**SHORT PROBLEM**
Exact reproduction of the data is required, with images excluded.

**MATERIAL TO PROCESS**
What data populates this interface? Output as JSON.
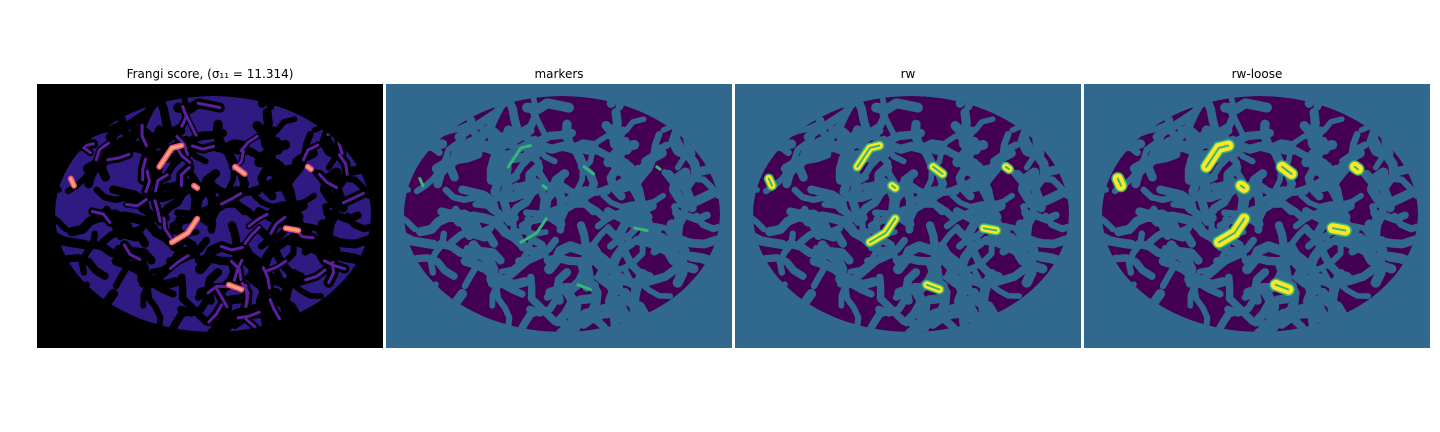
{
  "panels": [
    {
      "title": "Frangi score, (σ₁₁ = 11.314)",
      "colormap": "magma"
    },
    {
      "title": "markers",
      "colormap": "viridis"
    },
    {
      "title": "rw",
      "colormap": "viridis"
    },
    {
      "title": "rw-loose",
      "colormap": "viridis"
    }
  ],
  "colors": {
    "frangi_background": "#000000",
    "frangi_blob": "#2e1a80",
    "frangi_blob_edge": "#5a1fa0",
    "frangi_hot": "#e8508a",
    "frangi_peak": "#fca46a",
    "label_background": "#31688e",
    "label_blob": "#440154",
    "marker": "#35b779",
    "segment_outline": "#35b779",
    "segment_fill": "#fde725"
  }
}
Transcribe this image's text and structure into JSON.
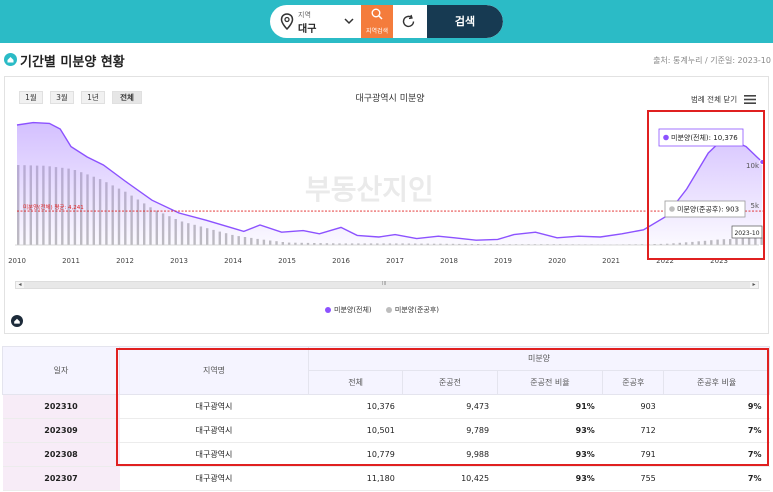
{
  "search": {
    "region_small_label": "지역",
    "region_value": "대구",
    "region_search_label": "지역검색",
    "search_button": "검색"
  },
  "header": {
    "title": "기간별 미분양 현황",
    "source": "출처: 통계누리 / 기준일: 2023-10"
  },
  "chart": {
    "range_buttons": [
      "1월",
      "3월",
      "1년",
      "전체"
    ],
    "active_range": "전체",
    "title": "대구광역시 미분양",
    "legend_toggle": "범례 전체 닫기",
    "watermark": "부동산지인",
    "avg_line_label": "미분양(전체) 평균: 4,241",
    "tooltip_total": "미분양(전체): 10,376",
    "tooltip_after": "미분양(준공후): 903",
    "tooltip_date": "2023-10",
    "y_tick_labels": [
      "5k",
      "10k"
    ],
    "legend": [
      {
        "label": "미분양(전체)",
        "color": "#8c52ff"
      },
      {
        "label": "미분양(준공후)",
        "color": "#bdbdbd"
      }
    ],
    "scroll_thumb_label": "III"
  },
  "chart_data": {
    "type": "line",
    "title": "대구광역시 미분양",
    "x_labels": [
      "2010",
      "2011",
      "2012",
      "2013",
      "2014",
      "2015",
      "2016",
      "2017",
      "2018",
      "2019",
      "2020",
      "2021",
      "2022",
      "2023"
    ],
    "series": [
      {
        "name": "미분양(전체)",
        "x": [
          2010.0,
          2010.3,
          2010.6,
          2010.8,
          2011.0,
          2011.3,
          2011.6,
          2012.0,
          2012.5,
          2013.0,
          2013.5,
          2014.0,
          2014.2,
          2014.5,
          2014.9,
          2015.3,
          2015.6,
          2016.0,
          2016.3,
          2016.7,
          2017.0,
          2017.4,
          2017.8,
          2018.1,
          2018.5,
          2018.9,
          2019.2,
          2019.6,
          2020.0,
          2020.4,
          2020.8,
          2021.2,
          2021.6,
          2022.0,
          2022.4,
          2022.8,
          2023.0,
          2023.2,
          2023.5,
          2023.7,
          2023.8
        ],
        "values": [
          15000,
          15300,
          15200,
          14500,
          12300,
          11000,
          10000,
          8000,
          5600,
          4000,
          3100,
          2100,
          1700,
          2500,
          1600,
          1800,
          1400,
          2200,
          1200,
          1000,
          1300,
          800,
          1100,
          900,
          600,
          700,
          1300,
          1600,
          900,
          1100,
          1000,
          1400,
          1900,
          3500,
          7000,
          11500,
          12800,
          13200,
          12300,
          11000,
          10376
        ]
      },
      {
        "name": "미분양(준공후)",
        "x": [
          2010.0,
          2010.5,
          2011.0,
          2011.5,
          2012.0,
          2012.5,
          2013.0,
          2013.5,
          2014.0,
          2014.5,
          2015.0,
          2016.0,
          2017.0,
          2018.0,
          2019.0,
          2020.0,
          2021.0,
          2022.0,
          2022.5,
          2023.0,
          2023.5,
          2023.8
        ],
        "values": [
          10000,
          9900,
          9500,
          8300,
          6600,
          4500,
          3000,
          2100,
          1200,
          700,
          300,
          200,
          200,
          150,
          100,
          100,
          50,
          150,
          400,
          700,
          850,
          903
        ]
      }
    ],
    "average_total": 4241,
    "ylim": [
      0,
      16000
    ],
    "xlim": [
      2010.0,
      2023.85
    ],
    "grid": false
  },
  "table": {
    "headers": {
      "date": "일자",
      "region": "지역명",
      "group": "미분양",
      "cols": [
        "전체",
        "준공전",
        "준공전 비율",
        "준공후",
        "준공후 비율"
      ]
    },
    "rows": [
      {
        "date": "202310",
        "region": "대구광역시",
        "total": "10,376",
        "before": "9,473",
        "before_ratio": "91%",
        "after": "903",
        "after_ratio": "9%"
      },
      {
        "date": "202309",
        "region": "대구광역시",
        "total": "10,501",
        "before": "9,789",
        "before_ratio": "93%",
        "after": "712",
        "after_ratio": "7%"
      },
      {
        "date": "202308",
        "region": "대구광역시",
        "total": "10,779",
        "before": "9,988",
        "before_ratio": "93%",
        "after": "791",
        "after_ratio": "7%"
      },
      {
        "date": "202307",
        "region": "대구광역시",
        "total": "11,180",
        "before": "10,425",
        "before_ratio": "93%",
        "after": "755",
        "after_ratio": "7%"
      }
    ]
  }
}
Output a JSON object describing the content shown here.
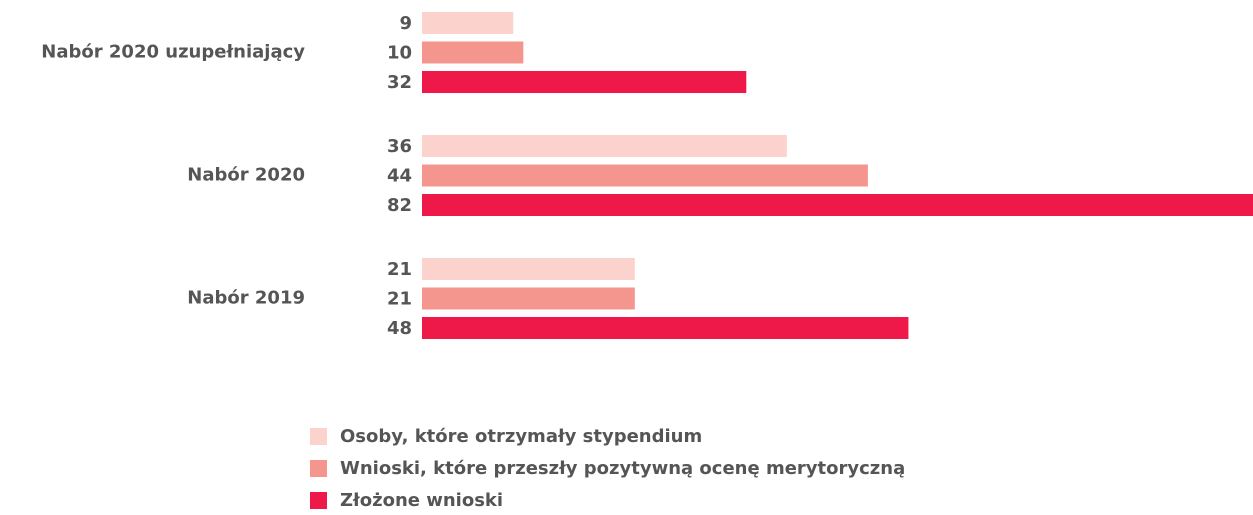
{
  "chart_data": {
    "type": "hbar",
    "categories": [
      "Nabór 2020 uzupełniający",
      "Nabór 2020",
      "Nabór 2019"
    ],
    "series": [
      {
        "name": "Osoby, które otrzymały stypendium",
        "color": "#fbd3cc",
        "values": [
          9,
          36,
          21
        ]
      },
      {
        "name": "Wnioski, które przeszły pozytywną ocenę merytoryczną",
        "color": "#f4968e",
        "values": [
          10,
          44,
          21
        ]
      },
      {
        "name": "Złożone wnioski",
        "color": "#ee1849",
        "values": [
          32,
          82,
          48
        ]
      }
    ],
    "legend": "bottom"
  }
}
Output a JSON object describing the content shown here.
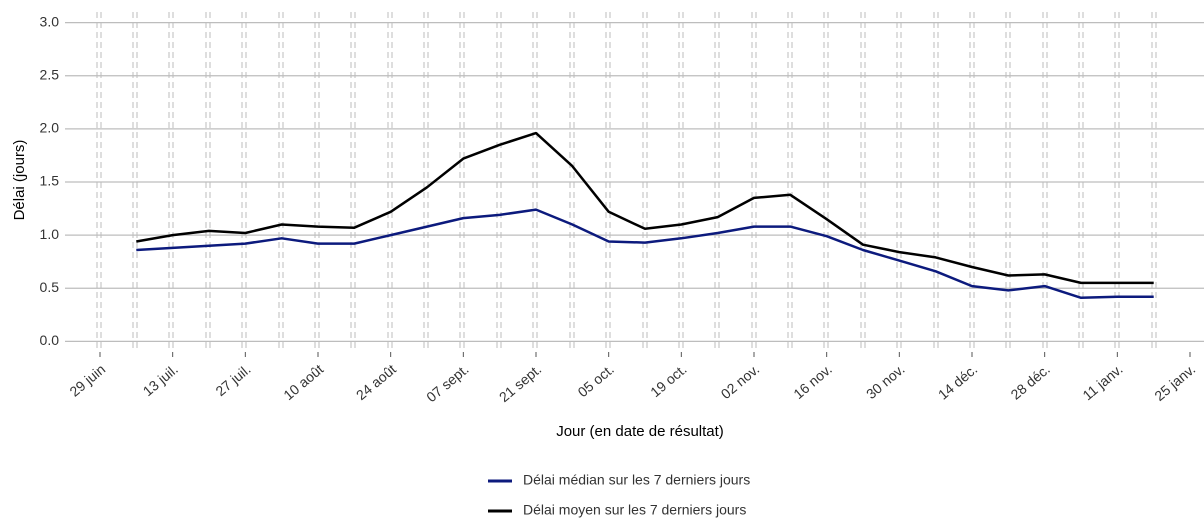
{
  "chart_data": {
    "type": "line",
    "x_label": "Jour (en date de résultat)",
    "y_label": "Délai (jours)",
    "x": [
      "29 juin",
      null,
      "13 juil.",
      null,
      "27 juil.",
      null,
      "10 août",
      null,
      "24 août",
      null,
      "07 sept.",
      null,
      "21 sept.",
      null,
      "05 oct.",
      null,
      "19 oct.",
      null,
      "02 nov.",
      null,
      "16 nov.",
      null,
      "30 nov.",
      null,
      "14 déc.",
      null,
      "28 déc.",
      null,
      "11 janv.",
      null,
      "25 janv."
    ],
    "series": [
      {
        "name": "Délai médian sur les 7 derniers jours",
        "color": "#0c1a7d",
        "values": [
          null,
          0.86,
          0.88,
          0.9,
          0.92,
          0.97,
          0.92,
          0.92,
          1.0,
          1.08,
          1.16,
          1.19,
          1.24,
          1.1,
          0.94,
          0.93,
          0.97,
          1.02,
          1.08,
          1.08,
          0.99,
          0.86,
          0.76,
          0.66,
          0.52,
          0.48,
          0.52,
          0.41,
          0.42,
          0.42,
          null
        ]
      },
      {
        "name": "Délai moyen sur les 7 derniers jours",
        "color": "#000000",
        "values": [
          null,
          0.94,
          1.0,
          1.04,
          1.02,
          1.1,
          1.08,
          1.07,
          1.22,
          1.45,
          1.72,
          1.85,
          1.96,
          1.65,
          1.22,
          1.06,
          1.1,
          1.17,
          1.35,
          1.38,
          1.15,
          0.91,
          0.84,
          0.79,
          0.7,
          0.62,
          0.63,
          0.55,
          0.55,
          0.55,
          null
        ]
      }
    ],
    "ylim": [
      -0.1,
      3.1
    ],
    "yticks": [
      {
        "value": 0,
        "label": "0.0"
      },
      0.5,
      {
        "value": 1,
        "label": "1.0"
      },
      1.5,
      {
        "value": 2,
        "label": "2.0"
      },
      2.5,
      {
        "value": 3,
        "label": "3.0"
      }
    ],
    "grid": true,
    "legend": "bottom"
  }
}
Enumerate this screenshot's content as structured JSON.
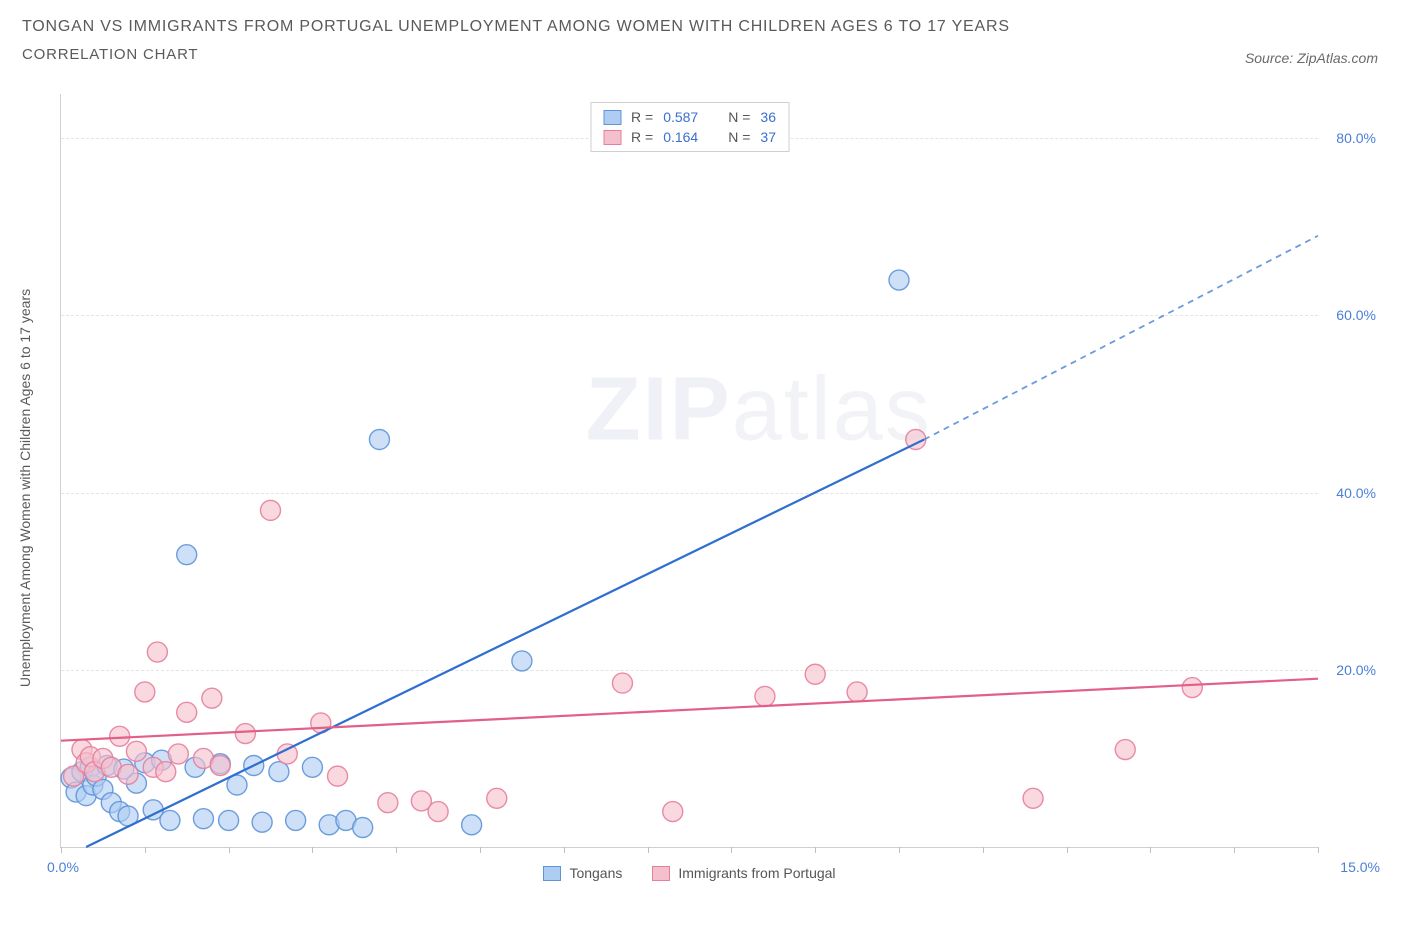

**OUTPUT FOR THIS TASK**
What data populates this interface? Output as JSON.
{
  "panels": [
    {
      "title": "Frangi score, (σ₁₁ = 11.314)",
      "colormap": "magma"
    },
    {
      "title": "markers",
      "colormap": "viridis"
    },
    {
      "title": "rw",
      "colormap": "viridis"
    },
    {
      "title": "rw-loose",
      "colormap": "viridis"
    }
  ],
  "colors": {
    "frangi_background": "#000000",
    "frangi_blob": "#2e1a80",
    "frangi_blob_edge": "#5a1fa0",
    "frangi_hot": "#e8508a",
    "frangi_peak": "#fca46a",
    "label_background": "#31688e",
    "label_blob": "#440154",
    "marker": "#35b779",
    "segment_outline": "#35b779",
    "segment_fill": "#fde725"
  }
}
Transcribe this image's text and structure into JSON.
{
  "search": {
    "region_small_label": "지역",
    "region_value": "대구",
    "region_search_label": "지역검색",
    "search_button": "검색"
  },
  "header": {
    "title": "기간별 미분양 현황",
    "source": "출처: 통계누리 / 기준일: 2023-10"
  },
  "chart": {
    "range_buttons": [
      "1월",
      "3월",
      "1년",
      "전체"
    ],
    "active_range": "전체",
    "title": "대구광역시 미분양",
    "legend_toggle": "범례 전체 닫기",
    "watermark": "부동산지인",
    "avg_line_label": "미분양(전체) 평균: 4,241",
    "tooltip_total": "미분양(전체): 10,376",
    "tooltip_after": "미분양(준공후): 903",
    "tooltip_date": "2023-10",
    "y_tick_labels": [
      "5k",
      "10k"
    ],
    "legend": [
      {
        "label": "미분양(전체)",
        "color": "#8c52ff"
      },
      {
        "label": "미분양(준공후)",
        "color": "#bdbdbd"
      }
    ],
    "scroll_thumb_label": "III"
  },
  "chart_data": {
    "type": "line",
    "title": "대구광역시 미분양",
    "x_labels": [
      "2010",
      "2011",
      "2012",
      "2013",
      "2014",
      "2015",
      "2016",
      "2017",
      "2018",
      "2019",
      "2020",
      "2021",
      "2022",
      "2023"
    ],
    "series": [
      {
        "name": "미분양(전체)",
        "x": [
          2010.0,
          2010.3,
          2010.6,
          2010.8,
          2011.0,
          2011.3,
          2011.6,
          2012.0,
          2012.5,
          2013.0,
          2013.5,
          2014.0,
          2014.2,
          2014.5,
          2014.9,
          2015.3,
          2015.6,
          2016.0,
          2016.3,
          2016.7,
          2017.0,
          2017.4,
          2017.8,
          2018.1,
          2018.5,
          2018.9,
          2019.2,
          2019.6,
          2020.0,
          2020.4,
          2020.8,
          2021.2,
          2021.6,
          2022.0,
          2022.4,
          2022.8,
          2023.0,
          2023.2,
          2023.5,
          2023.7,
          2023.8
        ],
        "values": [
          15000,
          15300,
          15200,
          14500,
          12300,
          11000,
          10000,
          8000,
          5600,
          4000,
          3100,
          2100,
          1700,
          2500,
          1600,
          1800,
          1400,
          2200,
          1200,
          1000,
          1300,
          800,
          1100,
          900,
          600,
          700,
          1300,
          1600,
          900,
          1100,
          1000,
          1400,
          1900,
          3500,
          7000,
          11500,
          12800,
          13200,
          12300,
          11000,
          10376
        ]
      },
      {
        "name": "미분양(준공후)",
        "x": [
          2010.0,
          2010.5,
          2011.0,
          2011.5,
          2012.0,
          2012.5,
          2013.0,
          2013.5,
          2014.0,
          2014.5,
          2015.0,
          2016.0,
          2017.0,
          2018.0,
          2019.0,
          2020.0,
          2021.0,
          2022.0,
          2022.5,
          2023.0,
          2023.5,
          2023.8
        ],
        "values": [
          10000,
          9900,
          9500,
          8300,
          6600,
          4500,
          3000,
          2100,
          1200,
          700,
          300,
          200,
          200,
          150,
          100,
          100,
          50,
          150,
          400,
          700,
          850,
          903
        ]
      }
    ],
    "average_total": 4241,
    "ylim": [
      0,
      16000
    ],
    "xlim": [
      2010.0,
      2023.85
    ],
    "grid": false
  },
  "table": {
    "headers": {
      "date": "일자",
      "region": "지역명",
      "group": "미분양",
      "cols": [
        "전체",
        "준공전",
        "준공전 비율",
        "준공후",
        "준공후 비율"
      ]
    },
    "rows": [
      {
        "date": "202310",
        "region": "대구광역시",
        "total": "10,376",
        "before": "9,473",
        "before_ratio": "91%",
        "after": "903",
        "after_ratio": "9%"
      },
      {
        "date": "202309",
        "region": "대구광역시",
        "total": "10,501",
        "before": "9,789",
        "before_ratio": "93%",
        "after": "712",
        "after_ratio": "7%"
      },
      {
        "date": "202308",
        "region": "대구광역시",
        "total": "10,779",
        "before": "9,988",
        "before_ratio": "93%",
        "after": "791",
        "after_ratio": "7%"
      },
      {
        "date": "202307",
        "region": "대구광역시",
        "total": "11,180",
        "before": "10,425",
        "before_ratio": "93%",
        "after": "755",
        "after_ratio": "7%"
      }
    ]
  }
}
Output a JSON object describing the content shown here.
{
  "chart_data": {
    "type": "hbar",
    "categories": [
      "Nabór 2020 uzupełniający",
      "Nabór 2020",
      "Nabór 2019"
    ],
    "series": [
      {
        "name": "Osoby, które otrzymały stypendium",
        "color": "#fbd3cc",
        "values": [
          9,
          36,
          21
        ]
      },
      {
        "name": "Wnioski, które przeszły pozytywną ocenę merytoryczną",
        "color": "#f4968e",
        "values": [
          10,
          44,
          21
        ]
      },
      {
        "name": "Złożone wnioski",
        "color": "#ee1849",
        "values": [
          32,
          82,
          48
        ]
      }
    ],
    "legend": "bottom"
  }
}
Output a JSON object describing the content shown here.
{
  "chart_data": {
    "type": "line",
    "x_label": "Jour (en date de résultat)",
    "y_label": "Délai (jours)",
    "x": [
      "29 juin",
      null,
      "13 juil.",
      null,
      "27 juil.",
      null,
      "10 août",
      null,
      "24 août",
      null,
      "07 sept.",
      null,
      "21 sept.",
      null,
      "05 oct.",
      null,
      "19 oct.",
      null,
      "02 nov.",
      null,
      "16 nov.",
      null,
      "30 nov.",
      null,
      "14 déc.",
      null,
      "28 déc.",
      null,
      "11 janv.",
      null,
      "25 janv."
    ],
    "series": [
      {
        "name": "Délai médian sur les 7 derniers jours",
        "color": "#0c1a7d",
        "values": [
          null,
          0.86,
          0.88,
          0.9,
          0.92,
          0.97,
          0.92,
          0.92,
          1.0,
          1.08,
          1.16,
          1.19,
          1.24,
          1.1,
          0.94,
          0.93,
          0.97,
          1.02,
          1.08,
          1.08,
          0.99,
          0.86,
          0.76,
          0.66,
          0.52,
          0.48,
          0.52,
          0.41,
          0.42,
          0.42,
          null
        ]
      },
      {
        "name": "Délai moyen sur les 7 derniers jours",
        "color": "#000000",
        "values": [
          null,
          0.94,
          1.0,
          1.04,
          1.02,
          1.1,
          1.08,
          1.07,
          1.22,
          1.45,
          1.72,
          1.85,
          1.96,
          1.65,
          1.22,
          1.06,
          1.1,
          1.17,
          1.35,
          1.38,
          1.15,
          0.91,
          0.84,
          0.79,
          0.7,
          0.62,
          0.63,
          0.55,
          0.55,
          0.55,
          null
        ]
      }
    ],
    "ylim": [
      -0.1,
      3.1
    ],
    "yticks": [
      {
        "value": 0,
        "label": "0.0"
      },
      0.5,
      {
        "value": 1,
        "label": "1.0"
      },
      1.5,
      {
        "value": 2,
        "label": "2.0"
      },
      2.5,
      {
        "value": 3,
        "label": "3.0"
      }
    ],
    "grid": true,
    "legend": "bottom"
  }
}
Enumerate this screenshot's content as structured JSON.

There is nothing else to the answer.